Entries provided:
☆ ☆ ☆ ☆ ☆
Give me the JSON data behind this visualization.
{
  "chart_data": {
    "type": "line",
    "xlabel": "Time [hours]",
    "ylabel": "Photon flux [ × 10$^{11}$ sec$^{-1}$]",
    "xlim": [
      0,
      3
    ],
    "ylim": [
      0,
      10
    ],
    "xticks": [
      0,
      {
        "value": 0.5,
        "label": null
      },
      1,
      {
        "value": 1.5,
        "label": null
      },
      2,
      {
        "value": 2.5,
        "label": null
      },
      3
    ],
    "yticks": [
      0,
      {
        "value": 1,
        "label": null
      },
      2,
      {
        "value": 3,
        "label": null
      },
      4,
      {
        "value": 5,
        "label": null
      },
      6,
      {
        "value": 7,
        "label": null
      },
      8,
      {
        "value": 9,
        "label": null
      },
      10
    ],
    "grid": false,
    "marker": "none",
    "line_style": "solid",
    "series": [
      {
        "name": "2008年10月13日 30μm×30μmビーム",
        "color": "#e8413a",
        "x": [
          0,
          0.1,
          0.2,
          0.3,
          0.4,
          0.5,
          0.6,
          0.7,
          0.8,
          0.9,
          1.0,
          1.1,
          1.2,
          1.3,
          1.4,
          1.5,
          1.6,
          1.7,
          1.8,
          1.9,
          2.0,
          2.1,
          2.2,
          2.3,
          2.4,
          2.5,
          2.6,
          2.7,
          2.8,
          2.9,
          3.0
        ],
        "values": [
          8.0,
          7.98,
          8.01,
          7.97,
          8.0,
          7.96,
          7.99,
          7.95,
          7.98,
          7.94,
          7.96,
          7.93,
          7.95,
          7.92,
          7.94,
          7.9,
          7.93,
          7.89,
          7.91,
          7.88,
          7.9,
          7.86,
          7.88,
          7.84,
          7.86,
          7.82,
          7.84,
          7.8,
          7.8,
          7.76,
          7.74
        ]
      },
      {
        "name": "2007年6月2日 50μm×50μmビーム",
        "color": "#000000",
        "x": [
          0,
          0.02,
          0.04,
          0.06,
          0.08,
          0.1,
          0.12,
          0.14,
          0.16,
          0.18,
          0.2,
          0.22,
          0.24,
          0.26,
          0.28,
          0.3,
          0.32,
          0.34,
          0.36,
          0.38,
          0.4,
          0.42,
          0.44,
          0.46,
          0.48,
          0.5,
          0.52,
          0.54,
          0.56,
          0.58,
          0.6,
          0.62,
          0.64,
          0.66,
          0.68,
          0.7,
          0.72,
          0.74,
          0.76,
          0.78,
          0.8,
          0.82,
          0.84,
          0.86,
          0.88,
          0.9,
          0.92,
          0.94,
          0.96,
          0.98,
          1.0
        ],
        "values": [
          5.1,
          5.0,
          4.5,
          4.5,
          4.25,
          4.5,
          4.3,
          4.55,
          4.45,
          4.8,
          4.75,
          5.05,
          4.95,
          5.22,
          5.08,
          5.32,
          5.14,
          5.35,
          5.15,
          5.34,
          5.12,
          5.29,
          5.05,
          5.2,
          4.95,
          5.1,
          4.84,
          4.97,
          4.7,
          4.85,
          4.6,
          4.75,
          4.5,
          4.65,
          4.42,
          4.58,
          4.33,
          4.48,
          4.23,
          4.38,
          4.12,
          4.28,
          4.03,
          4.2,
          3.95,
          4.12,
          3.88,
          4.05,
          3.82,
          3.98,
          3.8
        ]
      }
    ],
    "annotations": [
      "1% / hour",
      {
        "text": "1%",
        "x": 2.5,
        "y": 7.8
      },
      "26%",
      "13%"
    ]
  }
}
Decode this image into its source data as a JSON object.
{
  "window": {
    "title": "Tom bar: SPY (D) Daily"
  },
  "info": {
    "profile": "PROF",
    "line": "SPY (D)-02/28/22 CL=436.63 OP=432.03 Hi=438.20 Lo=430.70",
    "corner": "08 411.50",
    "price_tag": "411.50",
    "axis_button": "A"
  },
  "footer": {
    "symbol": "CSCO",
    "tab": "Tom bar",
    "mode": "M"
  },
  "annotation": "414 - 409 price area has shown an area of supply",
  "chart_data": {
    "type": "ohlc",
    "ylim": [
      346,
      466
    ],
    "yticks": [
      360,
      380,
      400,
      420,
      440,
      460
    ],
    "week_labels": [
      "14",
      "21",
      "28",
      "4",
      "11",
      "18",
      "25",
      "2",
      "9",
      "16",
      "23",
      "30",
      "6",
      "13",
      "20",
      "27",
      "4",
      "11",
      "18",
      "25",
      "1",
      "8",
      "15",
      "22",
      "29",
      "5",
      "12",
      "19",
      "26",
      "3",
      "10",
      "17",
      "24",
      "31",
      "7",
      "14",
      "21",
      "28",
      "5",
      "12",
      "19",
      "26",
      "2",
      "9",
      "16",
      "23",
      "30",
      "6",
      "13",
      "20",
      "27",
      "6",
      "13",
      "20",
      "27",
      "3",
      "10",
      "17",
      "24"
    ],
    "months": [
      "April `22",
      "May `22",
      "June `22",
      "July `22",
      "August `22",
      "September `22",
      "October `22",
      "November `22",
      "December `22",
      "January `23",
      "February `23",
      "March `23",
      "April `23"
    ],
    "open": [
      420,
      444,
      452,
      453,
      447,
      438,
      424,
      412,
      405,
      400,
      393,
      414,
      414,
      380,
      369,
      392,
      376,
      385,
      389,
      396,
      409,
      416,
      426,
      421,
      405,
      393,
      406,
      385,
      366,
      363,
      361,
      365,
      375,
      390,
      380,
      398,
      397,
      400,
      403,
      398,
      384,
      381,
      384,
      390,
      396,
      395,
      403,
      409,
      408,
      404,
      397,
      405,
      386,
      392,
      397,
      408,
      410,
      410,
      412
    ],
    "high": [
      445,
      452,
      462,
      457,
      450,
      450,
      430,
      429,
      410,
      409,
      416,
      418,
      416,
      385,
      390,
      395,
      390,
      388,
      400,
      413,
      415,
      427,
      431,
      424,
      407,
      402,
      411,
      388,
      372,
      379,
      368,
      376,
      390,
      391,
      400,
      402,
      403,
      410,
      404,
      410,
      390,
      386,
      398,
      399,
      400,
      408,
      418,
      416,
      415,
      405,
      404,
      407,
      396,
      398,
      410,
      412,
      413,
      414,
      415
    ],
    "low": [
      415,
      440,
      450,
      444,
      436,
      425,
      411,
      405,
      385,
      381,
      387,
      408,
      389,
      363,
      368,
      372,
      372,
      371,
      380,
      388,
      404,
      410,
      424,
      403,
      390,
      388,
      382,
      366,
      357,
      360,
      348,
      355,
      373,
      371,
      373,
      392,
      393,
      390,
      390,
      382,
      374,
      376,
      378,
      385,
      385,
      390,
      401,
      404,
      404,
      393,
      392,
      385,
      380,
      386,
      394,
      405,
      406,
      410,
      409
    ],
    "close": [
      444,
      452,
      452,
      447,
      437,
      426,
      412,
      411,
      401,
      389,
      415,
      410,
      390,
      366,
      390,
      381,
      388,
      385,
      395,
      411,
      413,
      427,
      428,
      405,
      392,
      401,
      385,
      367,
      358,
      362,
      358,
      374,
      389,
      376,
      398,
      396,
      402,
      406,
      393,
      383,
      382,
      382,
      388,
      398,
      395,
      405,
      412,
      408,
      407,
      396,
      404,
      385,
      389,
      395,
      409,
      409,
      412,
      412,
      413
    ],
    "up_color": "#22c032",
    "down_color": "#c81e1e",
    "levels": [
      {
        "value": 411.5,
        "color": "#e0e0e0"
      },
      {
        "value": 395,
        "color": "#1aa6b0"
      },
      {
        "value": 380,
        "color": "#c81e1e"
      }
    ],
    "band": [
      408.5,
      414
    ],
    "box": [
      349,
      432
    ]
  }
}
☆ ☆ ☆ ☆ ☆
What is expected:
Among the records above, find each line holding the string "name" and pull it out.

Solution to the exercise:
        "name": "2008年10月13日 30μm×30μmビーム",
        "name": "2007年6月2日 50μm×50μmビーム",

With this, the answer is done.